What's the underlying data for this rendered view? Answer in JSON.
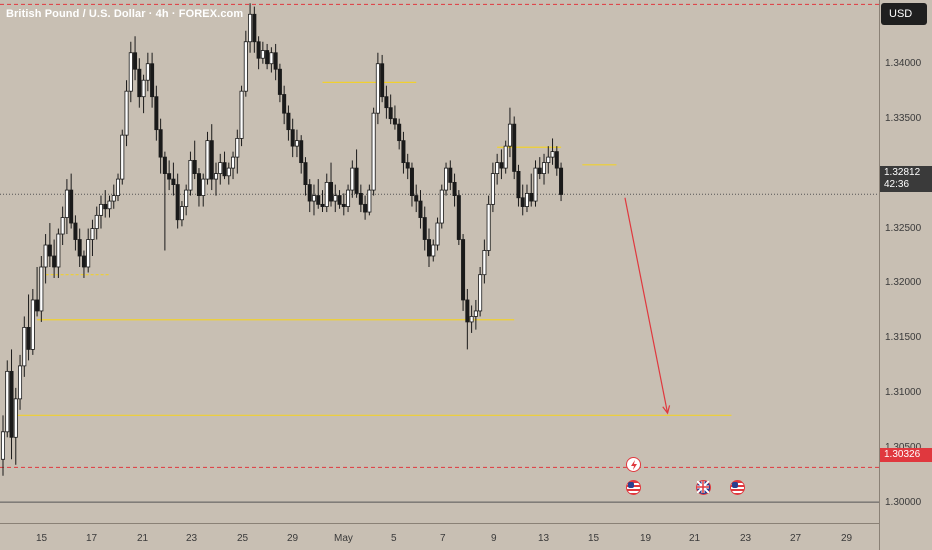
{
  "header": {
    "title": "British Pound / U.S. Dollar · 4h · FOREX.com",
    "currency": "USD"
  },
  "price_axis": {
    "ticks": [
      "1.34000",
      "1.33500",
      "1.33000",
      "1.32500",
      "1.32000",
      "1.31500",
      "1.31000",
      "1.30500",
      "1.30000"
    ],
    "tick_values": [
      1.34,
      1.335,
      1.33,
      1.325,
      1.32,
      1.315,
      1.31,
      1.305,
      1.3
    ],
    "current_price": "1.32812",
    "countdown": "42:36",
    "red_level_label": "1.30326"
  },
  "time_axis": {
    "labels": [
      "15",
      "17",
      "21",
      "23",
      "25",
      "29",
      "May",
      "5",
      "7",
      "9",
      "13",
      "15",
      "19",
      "21",
      "23",
      "27",
      "29"
    ]
  },
  "chart_data": {
    "type": "candlestick",
    "symbol": "British Pound / U.S. Dollar",
    "interval": "4h",
    "source": "FOREX.com",
    "ylim": [
      1.2982,
      1.3458
    ],
    "current_price": 1.32812,
    "dashed_levels": [
      {
        "price": 1.3454,
        "color": "#e0383e",
        "style": "dashed"
      },
      {
        "price": 1.32812,
        "color": "#555555",
        "style": "dotted"
      },
      {
        "price": 1.30326,
        "color": "#e0383e",
        "style": "dashed"
      }
    ],
    "solid_levels": [
      {
        "price": 1.3001,
        "color": "#555555"
      }
    ],
    "horizontal_levels": [
      {
        "price": 1.3383,
        "start_index": 75,
        "end_index": 97
      },
      {
        "price": 1.3324,
        "start_index": 116,
        "end_index": 131
      },
      {
        "price": 1.3308,
        "start_index": 136,
        "end_index": 144
      },
      {
        "price": 1.3208,
        "start_index": 10,
        "end_index": 25
      },
      {
        "price": 1.3167,
        "start_index": 8,
        "end_index": 120
      },
      {
        "price": 1.308,
        "start_index": 3,
        "end_index": 171
      }
    ],
    "projection_arrow": {
      "from_index": 146,
      "from_price": 1.3278,
      "to_index": 156,
      "to_price": 1.3082,
      "color": "#e0383e"
    },
    "candles": [
      [
        1.304,
        1.308,
        1.3025,
        1.3065
      ],
      [
        1.3065,
        1.313,
        1.306,
        1.312
      ],
      [
        1.312,
        1.314,
        1.304,
        1.306
      ],
      [
        1.306,
        1.3105,
        1.3035,
        1.3095
      ],
      [
        1.3095,
        1.3135,
        1.3085,
        1.3125
      ],
      [
        1.3125,
        1.317,
        1.3115,
        1.316
      ],
      [
        1.316,
        1.319,
        1.313,
        1.314
      ],
      [
        1.314,
        1.3195,
        1.3135,
        1.3185
      ],
      [
        1.3185,
        1.3215,
        1.317,
        1.3175
      ],
      [
        1.3175,
        1.3225,
        1.3165,
        1.3215
      ],
      [
        1.3215,
        1.3245,
        1.32,
        1.3235
      ],
      [
        1.3235,
        1.3255,
        1.3215,
        1.3225
      ],
      [
        1.3225,
        1.324,
        1.3205,
        1.3215
      ],
      [
        1.3215,
        1.325,
        1.3205,
        1.3245
      ],
      [
        1.3245,
        1.327,
        1.3235,
        1.326
      ],
      [
        1.326,
        1.3295,
        1.3245,
        1.3285
      ],
      [
        1.3285,
        1.33,
        1.325,
        1.3255
      ],
      [
        1.3255,
        1.3262,
        1.323,
        1.324
      ],
      [
        1.324,
        1.325,
        1.3215,
        1.3225
      ],
      [
        1.3225,
        1.323,
        1.3205,
        1.3215
      ],
      [
        1.3215,
        1.325,
        1.321,
        1.324
      ],
      [
        1.324,
        1.3258,
        1.3225,
        1.325
      ],
      [
        1.325,
        1.327,
        1.324,
        1.3262
      ],
      [
        1.3262,
        1.328,
        1.325,
        1.3272
      ],
      [
        1.3272,
        1.3285,
        1.326,
        1.3268
      ],
      [
        1.3268,
        1.328,
        1.326,
        1.3275
      ],
      [
        1.3275,
        1.329,
        1.3268,
        1.328
      ],
      [
        1.328,
        1.33,
        1.3275,
        1.3295
      ],
      [
        1.3295,
        1.334,
        1.329,
        1.3335
      ],
      [
        1.3335,
        1.3385,
        1.3325,
        1.3375
      ],
      [
        1.3375,
        1.342,
        1.3365,
        1.341
      ],
      [
        1.341,
        1.3425,
        1.3385,
        1.3395
      ],
      [
        1.3395,
        1.3405,
        1.336,
        1.337
      ],
      [
        1.337,
        1.339,
        1.3355,
        1.3385
      ],
      [
        1.3385,
        1.341,
        1.3375,
        1.34
      ],
      [
        1.34,
        1.341,
        1.336,
        1.337
      ],
      [
        1.337,
        1.338,
        1.333,
        1.334
      ],
      [
        1.334,
        1.335,
        1.33,
        1.3315
      ],
      [
        1.3315,
        1.332,
        1.323,
        1.33
      ],
      [
        1.33,
        1.3312,
        1.3285,
        1.3295
      ],
      [
        1.3295,
        1.331,
        1.328,
        1.329
      ],
      [
        1.329,
        1.33,
        1.325,
        1.3258
      ],
      [
        1.3258,
        1.3275,
        1.3252,
        1.327
      ],
      [
        1.327,
        1.329,
        1.3262,
        1.3285
      ],
      [
        1.3285,
        1.332,
        1.328,
        1.3312
      ],
      [
        1.3312,
        1.333,
        1.3295,
        1.33
      ],
      [
        1.33,
        1.3305,
        1.327,
        1.328
      ],
      [
        1.328,
        1.33,
        1.327,
        1.3295
      ],
      [
        1.3295,
        1.3338,
        1.329,
        1.333
      ],
      [
        1.333,
        1.3345,
        1.3285,
        1.3295
      ],
      [
        1.3295,
        1.331,
        1.328,
        1.33
      ],
      [
        1.33,
        1.3318,
        1.329,
        1.331
      ],
      [
        1.331,
        1.332,
        1.3295,
        1.3298
      ],
      [
        1.3298,
        1.331,
        1.329,
        1.3305
      ],
      [
        1.3305,
        1.332,
        1.3295,
        1.3315
      ],
      [
        1.3315,
        1.334,
        1.33,
        1.3332
      ],
      [
        1.3332,
        1.338,
        1.3325,
        1.3375
      ],
      [
        1.3375,
        1.343,
        1.337,
        1.342
      ],
      [
        1.342,
        1.3455,
        1.341,
        1.3445
      ],
      [
        1.3445,
        1.3452,
        1.341,
        1.342
      ],
      [
        1.342,
        1.3425,
        1.3395,
        1.3405
      ],
      [
        1.3405,
        1.342,
        1.34,
        1.3412
      ],
      [
        1.3412,
        1.3418,
        1.3395,
        1.34
      ],
      [
        1.34,
        1.3415,
        1.3392,
        1.341
      ],
      [
        1.341,
        1.3418,
        1.3385,
        1.3395
      ],
      [
        1.3395,
        1.34,
        1.3365,
        1.3372
      ],
      [
        1.3372,
        1.338,
        1.3345,
        1.3355
      ],
      [
        1.3355,
        1.3362,
        1.333,
        1.334
      ],
      [
        1.334,
        1.335,
        1.3315,
        1.3325
      ],
      [
        1.3325,
        1.334,
        1.3315,
        1.333
      ],
      [
        1.333,
        1.3335,
        1.33,
        1.331
      ],
      [
        1.331,
        1.3315,
        1.328,
        1.329
      ],
      [
        1.329,
        1.3295,
        1.3265,
        1.3275
      ],
      [
        1.3275,
        1.329,
        1.3262,
        1.328
      ],
      [
        1.328,
        1.3295,
        1.3268,
        1.3272
      ],
      [
        1.3272,
        1.3285,
        1.3265,
        1.327
      ],
      [
        1.327,
        1.33,
        1.3265,
        1.3292
      ],
      [
        1.3292,
        1.331,
        1.327,
        1.3275
      ],
      [
        1.3275,
        1.329,
        1.3265,
        1.328
      ],
      [
        1.328,
        1.3285,
        1.3268,
        1.3272
      ],
      [
        1.3272,
        1.3282,
        1.3262,
        1.327
      ],
      [
        1.327,
        1.329,
        1.3265,
        1.3285
      ],
      [
        1.3285,
        1.3312,
        1.3278,
        1.3305
      ],
      [
        1.3305,
        1.3322,
        1.3278,
        1.3282
      ],
      [
        1.3282,
        1.329,
        1.3265,
        1.3272
      ],
      [
        1.3272,
        1.328,
        1.3258,
        1.3265
      ],
      [
        1.3265,
        1.329,
        1.3262,
        1.3285
      ],
      [
        1.3285,
        1.336,
        1.328,
        1.3355
      ],
      [
        1.3355,
        1.341,
        1.3345,
        1.34
      ],
      [
        1.34,
        1.3408,
        1.3365,
        1.337
      ],
      [
        1.337,
        1.338,
        1.335,
        1.336
      ],
      [
        1.336,
        1.3372,
        1.3345,
        1.335
      ],
      [
        1.335,
        1.3362,
        1.334,
        1.3345
      ],
      [
        1.3345,
        1.335,
        1.3322,
        1.333
      ],
      [
        1.333,
        1.3338,
        1.33,
        1.331
      ],
      [
        1.331,
        1.3318,
        1.3295,
        1.3305
      ],
      [
        1.3305,
        1.331,
        1.327,
        1.328
      ],
      [
        1.328,
        1.329,
        1.3265,
        1.3275
      ],
      [
        1.3275,
        1.3285,
        1.325,
        1.326
      ],
      [
        1.326,
        1.327,
        1.323,
        1.324
      ],
      [
        1.324,
        1.325,
        1.3215,
        1.3225
      ],
      [
        1.3225,
        1.324,
        1.322,
        1.3235
      ],
      [
        1.3235,
        1.326,
        1.323,
        1.3255
      ],
      [
        1.3255,
        1.329,
        1.325,
        1.3285
      ],
      [
        1.3285,
        1.331,
        1.328,
        1.3305
      ],
      [
        1.3305,
        1.3312,
        1.3285,
        1.3292
      ],
      [
        1.3292,
        1.33,
        1.327,
        1.328
      ],
      [
        1.328,
        1.3285,
        1.3235,
        1.324
      ],
      [
        1.324,
        1.3245,
        1.3175,
        1.3185
      ],
      [
        1.3185,
        1.3195,
        1.314,
        1.3165
      ],
      [
        1.3165,
        1.318,
        1.3155,
        1.317
      ],
      [
        1.317,
        1.3185,
        1.3158,
        1.3175
      ],
      [
        1.3175,
        1.3215,
        1.317,
        1.3208
      ],
      [
        1.3208,
        1.324,
        1.32,
        1.323
      ],
      [
        1.323,
        1.328,
        1.3225,
        1.3272
      ],
      [
        1.3272,
        1.331,
        1.3265,
        1.33
      ],
      [
        1.33,
        1.3318,
        1.329,
        1.331
      ],
      [
        1.331,
        1.3322,
        1.3295,
        1.3305
      ],
      [
        1.3305,
        1.333,
        1.33,
        1.3325
      ],
      [
        1.3325,
        1.336,
        1.3315,
        1.3345
      ],
      [
        1.3345,
        1.3352,
        1.3295,
        1.3302
      ],
      [
        1.3302,
        1.3308,
        1.327,
        1.3278
      ],
      [
        1.3278,
        1.329,
        1.3262,
        1.327
      ],
      [
        1.327,
        1.329,
        1.3265,
        1.3282
      ],
      [
        1.3282,
        1.33,
        1.327,
        1.3275
      ],
      [
        1.3275,
        1.3312,
        1.327,
        1.3305
      ],
      [
        1.3305,
        1.3315,
        1.3295,
        1.33
      ],
      [
        1.33,
        1.3318,
        1.329,
        1.331
      ],
      [
        1.331,
        1.3325,
        1.33,
        1.3315
      ],
      [
        1.3315,
        1.3332,
        1.3308,
        1.332
      ],
      [
        1.332,
        1.3325,
        1.3298,
        1.3305
      ],
      [
        1.3305,
        1.331,
        1.3275,
        1.3281
      ]
    ]
  }
}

> Objective:
Copy all lines from the data that hold the word "Pound".

> Result for this exercise:
    "title": "British Pound / U.S. Dollar · 4h · FOREX.com",
    "symbol": "British Pound / U.S. Dollar",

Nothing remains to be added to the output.